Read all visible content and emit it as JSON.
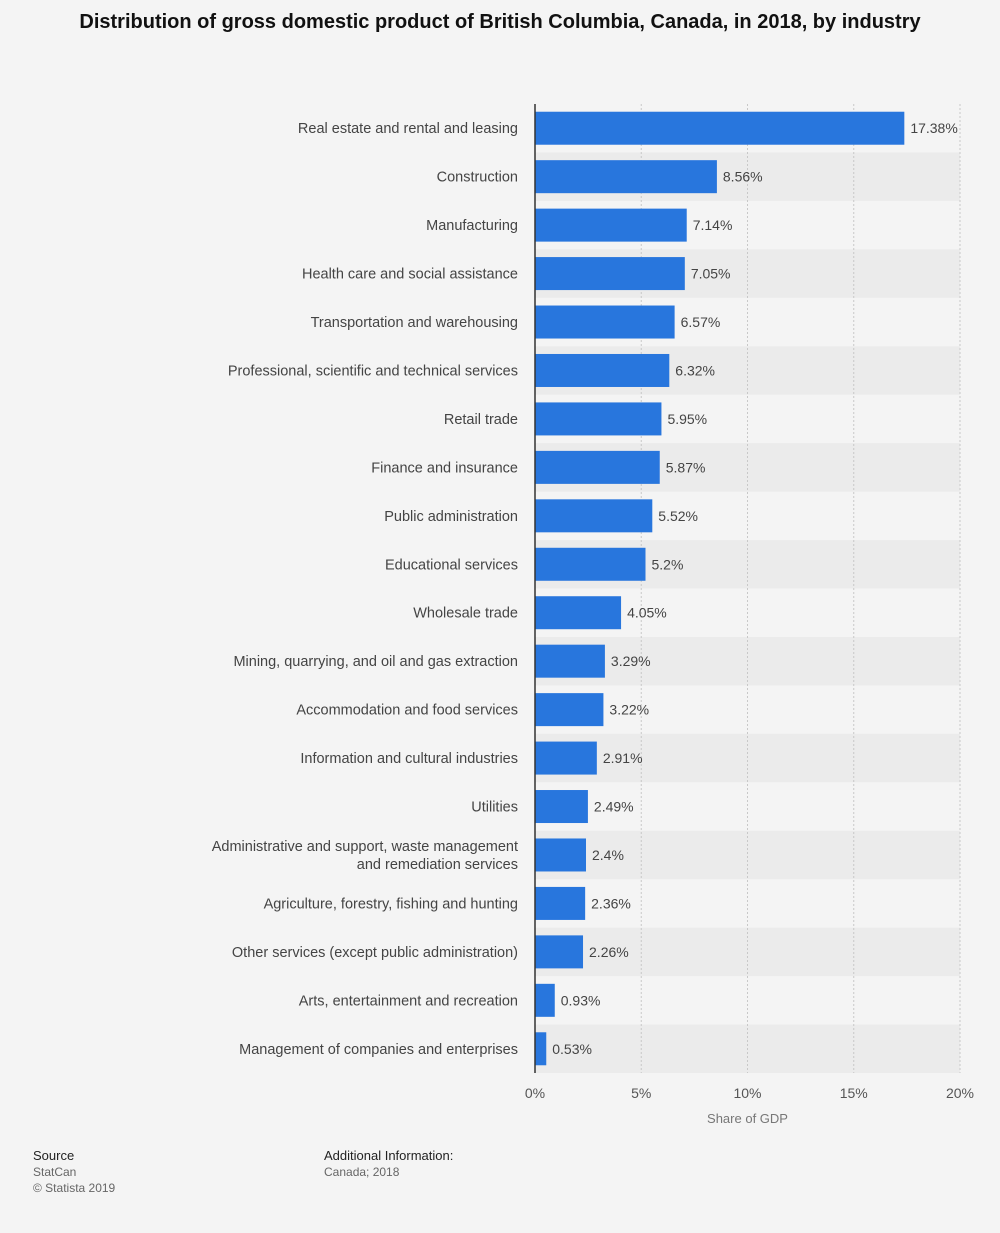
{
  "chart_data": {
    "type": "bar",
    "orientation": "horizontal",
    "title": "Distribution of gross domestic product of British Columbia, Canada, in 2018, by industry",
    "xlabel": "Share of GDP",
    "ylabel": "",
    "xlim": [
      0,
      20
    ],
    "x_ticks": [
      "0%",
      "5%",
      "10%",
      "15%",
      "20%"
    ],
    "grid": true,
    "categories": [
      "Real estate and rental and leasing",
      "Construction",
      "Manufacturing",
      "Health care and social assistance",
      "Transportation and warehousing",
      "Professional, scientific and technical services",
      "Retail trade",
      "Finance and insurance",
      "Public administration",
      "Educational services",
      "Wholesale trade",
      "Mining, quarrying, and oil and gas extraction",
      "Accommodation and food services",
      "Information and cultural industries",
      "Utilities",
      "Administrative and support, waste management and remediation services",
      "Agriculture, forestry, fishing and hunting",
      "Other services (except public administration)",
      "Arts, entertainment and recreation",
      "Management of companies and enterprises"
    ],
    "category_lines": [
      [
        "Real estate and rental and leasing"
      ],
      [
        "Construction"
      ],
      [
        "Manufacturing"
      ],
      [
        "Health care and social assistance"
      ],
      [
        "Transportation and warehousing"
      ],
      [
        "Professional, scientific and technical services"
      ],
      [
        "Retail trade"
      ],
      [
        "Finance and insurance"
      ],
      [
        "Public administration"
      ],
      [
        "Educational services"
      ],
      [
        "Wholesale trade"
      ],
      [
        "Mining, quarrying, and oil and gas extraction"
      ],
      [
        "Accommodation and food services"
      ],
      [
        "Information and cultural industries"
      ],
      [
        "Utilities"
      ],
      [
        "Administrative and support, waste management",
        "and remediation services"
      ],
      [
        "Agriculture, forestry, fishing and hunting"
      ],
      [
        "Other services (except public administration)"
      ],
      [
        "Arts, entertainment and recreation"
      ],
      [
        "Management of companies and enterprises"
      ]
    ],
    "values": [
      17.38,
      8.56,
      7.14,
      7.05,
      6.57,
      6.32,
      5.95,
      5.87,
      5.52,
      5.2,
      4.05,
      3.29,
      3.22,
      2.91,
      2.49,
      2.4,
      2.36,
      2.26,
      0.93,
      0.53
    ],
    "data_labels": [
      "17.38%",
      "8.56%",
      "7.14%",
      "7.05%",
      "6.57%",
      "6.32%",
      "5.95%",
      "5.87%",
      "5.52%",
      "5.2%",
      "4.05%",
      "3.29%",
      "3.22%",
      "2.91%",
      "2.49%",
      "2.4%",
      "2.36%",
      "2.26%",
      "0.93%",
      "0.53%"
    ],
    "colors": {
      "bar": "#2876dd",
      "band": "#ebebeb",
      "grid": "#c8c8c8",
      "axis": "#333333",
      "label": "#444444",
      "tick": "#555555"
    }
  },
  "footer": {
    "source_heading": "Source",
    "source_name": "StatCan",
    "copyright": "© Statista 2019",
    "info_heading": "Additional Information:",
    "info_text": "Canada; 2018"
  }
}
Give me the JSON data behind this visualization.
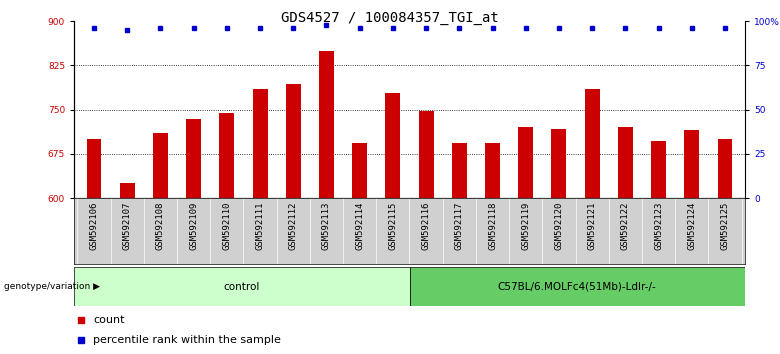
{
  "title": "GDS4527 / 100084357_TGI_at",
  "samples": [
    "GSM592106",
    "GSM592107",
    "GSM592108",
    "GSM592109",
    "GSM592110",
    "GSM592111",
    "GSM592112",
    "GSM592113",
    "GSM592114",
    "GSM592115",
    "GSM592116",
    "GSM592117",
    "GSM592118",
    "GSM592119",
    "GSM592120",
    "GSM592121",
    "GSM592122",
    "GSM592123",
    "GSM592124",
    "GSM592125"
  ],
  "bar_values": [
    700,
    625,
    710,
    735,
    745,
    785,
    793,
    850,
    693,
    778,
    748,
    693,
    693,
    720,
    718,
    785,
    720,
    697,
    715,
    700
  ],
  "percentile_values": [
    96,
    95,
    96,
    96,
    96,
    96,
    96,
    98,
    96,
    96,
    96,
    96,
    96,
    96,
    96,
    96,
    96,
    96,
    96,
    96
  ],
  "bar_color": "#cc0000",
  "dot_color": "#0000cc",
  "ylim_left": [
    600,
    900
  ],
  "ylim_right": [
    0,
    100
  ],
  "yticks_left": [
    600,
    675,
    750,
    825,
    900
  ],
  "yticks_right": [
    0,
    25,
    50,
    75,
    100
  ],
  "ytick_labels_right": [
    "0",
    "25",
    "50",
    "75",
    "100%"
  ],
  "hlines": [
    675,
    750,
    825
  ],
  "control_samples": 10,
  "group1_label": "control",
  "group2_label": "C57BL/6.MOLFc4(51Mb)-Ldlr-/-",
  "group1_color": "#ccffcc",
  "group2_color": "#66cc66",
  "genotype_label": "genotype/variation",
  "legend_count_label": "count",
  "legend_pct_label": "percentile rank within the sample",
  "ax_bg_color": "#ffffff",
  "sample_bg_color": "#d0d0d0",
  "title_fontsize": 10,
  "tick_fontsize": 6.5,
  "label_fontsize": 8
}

☆ ☆ ☆ ☆

- **The problem**: Every line of the data should be copied as it stands, without the images.

- **Finished task**:
Read all visible content and emit it as JSON.
{
  "chart_data": {
    "type": "bar",
    "orientation": "horizontal",
    "title": "Distribution of gross domestic product of British Columbia, Canada, in 2018, by industry",
    "xlabel": "Share of GDP",
    "ylabel": "",
    "xlim": [
      0,
      20
    ],
    "x_ticks": [
      "0%",
      "5%",
      "10%",
      "15%",
      "20%"
    ],
    "grid": true,
    "categories": [
      "Real estate and rental and leasing",
      "Construction",
      "Manufacturing",
      "Health care and social assistance",
      "Transportation and warehousing",
      "Professional, scientific and technical services",
      "Retail trade",
      "Finance and insurance",
      "Public administration",
      "Educational services",
      "Wholesale trade",
      "Mining, quarrying, and oil and gas extraction",
      "Accommodation and food services",
      "Information and cultural industries",
      "Utilities",
      "Administrative and support, waste management and remediation services",
      "Agriculture, forestry, fishing and hunting",
      "Other services (except public administration)",
      "Arts, entertainment and recreation",
      "Management of companies and enterprises"
    ],
    "category_lines": [
      [
        "Real estate and rental and leasing"
      ],
      [
        "Construction"
      ],
      [
        "Manufacturing"
      ],
      [
        "Health care and social assistance"
      ],
      [
        "Transportation and warehousing"
      ],
      [
        "Professional, scientific and technical services"
      ],
      [
        "Retail trade"
      ],
      [
        "Finance and insurance"
      ],
      [
        "Public administration"
      ],
      [
        "Educational services"
      ],
      [
        "Wholesale trade"
      ],
      [
        "Mining, quarrying, and oil and gas extraction"
      ],
      [
        "Accommodation and food services"
      ],
      [
        "Information and cultural industries"
      ],
      [
        "Utilities"
      ],
      [
        "Administrative and support, waste management",
        "and remediation services"
      ],
      [
        "Agriculture, forestry, fishing and hunting"
      ],
      [
        "Other services (except public administration)"
      ],
      [
        "Arts, entertainment and recreation"
      ],
      [
        "Management of companies and enterprises"
      ]
    ],
    "values": [
      17.38,
      8.56,
      7.14,
      7.05,
      6.57,
      6.32,
      5.95,
      5.87,
      5.52,
      5.2,
      4.05,
      3.29,
      3.22,
      2.91,
      2.49,
      2.4,
      2.36,
      2.26,
      0.93,
      0.53
    ],
    "data_labels": [
      "17.38%",
      "8.56%",
      "7.14%",
      "7.05%",
      "6.57%",
      "6.32%",
      "5.95%",
      "5.87%",
      "5.52%",
      "5.2%",
      "4.05%",
      "3.29%",
      "3.22%",
      "2.91%",
      "2.49%",
      "2.4%",
      "2.36%",
      "2.26%",
      "0.93%",
      "0.53%"
    ],
    "colors": {
      "bar": "#2876dd",
      "band": "#ebebeb",
      "grid": "#c8c8c8",
      "axis": "#333333",
      "label": "#444444",
      "tick": "#555555"
    }
  },
  "footer": {
    "source_heading": "Source",
    "source_name": "StatCan",
    "copyright": "© Statista 2019",
    "info_heading": "Additional Information:",
    "info_text": "Canada; 2018"
  }
}
Give me the JSON data behind this visualization.
{
  "title": "GDS4527 / 100084357_TGI_at",
  "samples": [
    "GSM592106",
    "GSM592107",
    "GSM592108",
    "GSM592109",
    "GSM592110",
    "GSM592111",
    "GSM592112",
    "GSM592113",
    "GSM592114",
    "GSM592115",
    "GSM592116",
    "GSM592117",
    "GSM592118",
    "GSM592119",
    "GSM592120",
    "GSM592121",
    "GSM592122",
    "GSM592123",
    "GSM592124",
    "GSM592125"
  ],
  "bar_values": [
    700,
    625,
    710,
    735,
    745,
    785,
    793,
    850,
    693,
    778,
    748,
    693,
    693,
    720,
    718,
    785,
    720,
    697,
    715,
    700
  ],
  "percentile_values": [
    96,
    95,
    96,
    96,
    96,
    96,
    96,
    98,
    96,
    96,
    96,
    96,
    96,
    96,
    96,
    96,
    96,
    96,
    96,
    96
  ],
  "bar_color": "#cc0000",
  "dot_color": "#0000cc",
  "ylim_left": [
    600,
    900
  ],
  "ylim_right": [
    0,
    100
  ],
  "yticks_left": [
    600,
    675,
    750,
    825,
    900
  ],
  "yticks_right": [
    0,
    25,
    50,
    75,
    100
  ],
  "ytick_labels_right": [
    "0",
    "25",
    "50",
    "75",
    "100%"
  ],
  "hlines": [
    675,
    750,
    825
  ],
  "control_samples": 10,
  "group1_label": "control",
  "group2_label": "C57BL/6.MOLFc4(51Mb)-Ldlr-/-",
  "group1_color": "#ccffcc",
  "group2_color": "#66cc66",
  "genotype_label": "genotype/variation",
  "legend_count_label": "count",
  "legend_pct_label": "percentile rank within the sample",
  "ax_bg_color": "#ffffff",
  "sample_bg_color": "#d0d0d0",
  "title_fontsize": 10,
  "tick_fontsize": 6.5,
  "label_fontsize": 8
}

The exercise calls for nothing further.